**TASK DETAILS:** Quote every line of the listing below verbatim, but leave the pictures out of your answer.

[Data entries]
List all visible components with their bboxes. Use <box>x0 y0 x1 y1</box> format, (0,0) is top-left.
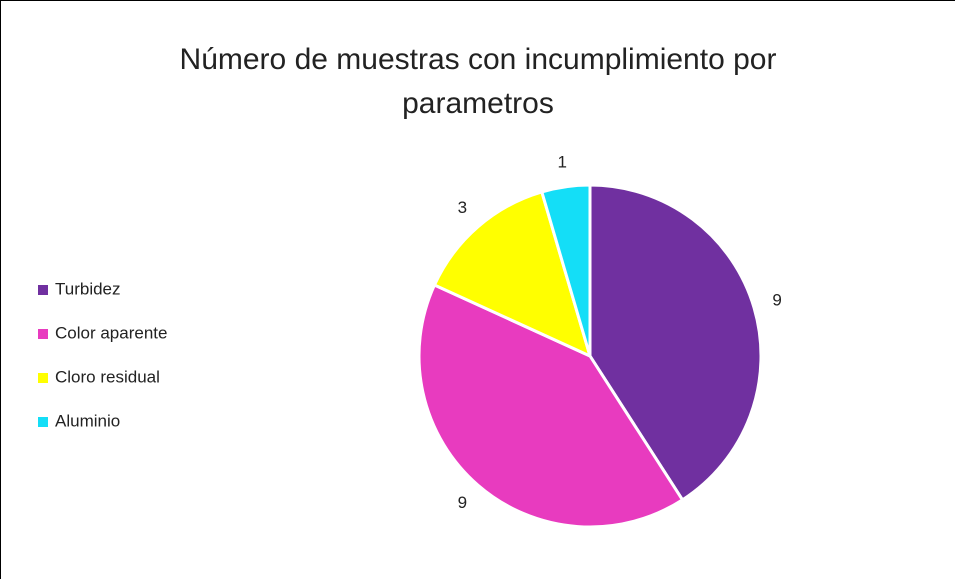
data-label: 9 <box>772 291 781 310</box>
legend-label: Aluminio <box>55 411 120 430</box>
pie-slice <box>417 282 685 529</box>
data-label: 3 <box>458 198 467 217</box>
data-label: 1 <box>558 152 567 171</box>
pie-slice <box>432 190 593 359</box>
legend-label: Turbidez <box>55 279 121 298</box>
legend-label: Cloro residual <box>55 367 160 386</box>
legend-label: Color aparente <box>55 323 167 342</box>
legend-swatch <box>38 329 48 339</box>
legend-swatch <box>38 285 48 295</box>
data-label: 9 <box>458 493 467 512</box>
pie-slice <box>539 183 592 357</box>
legend-swatch <box>38 417 48 427</box>
legend-swatch <box>38 373 48 383</box>
chart-title: Número de muestras con incumplimiento po… <box>179 43 777 120</box>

**THE RESULT:**
List all visible components with their bboxes. Use <box>x0 y0 x1 y1</box> format, (0,0) is top-left.
data-label: 9 <box>772 291 781 310</box>
legend-label: Aluminio <box>55 411 120 430</box>
pie-slice <box>417 282 685 529</box>
data-label: 3 <box>458 198 467 217</box>
data-label: 1 <box>558 152 567 171</box>
pie-slice <box>432 190 593 359</box>
legend-label: Turbidez <box>55 279 121 298</box>
legend-label: Cloro residual <box>55 367 160 386</box>
legend-label: Color aparente <box>55 323 167 342</box>
legend-swatch <box>38 329 48 339</box>
legend-swatch <box>38 285 48 295</box>
data-label: 9 <box>458 493 467 512</box>
pie-slice <box>539 183 592 357</box>
legend-swatch <box>38 417 48 427</box>
legend-swatch <box>38 373 48 383</box>
chart-title: Número de muestras con incumplimiento po… <box>179 43 777 120</box>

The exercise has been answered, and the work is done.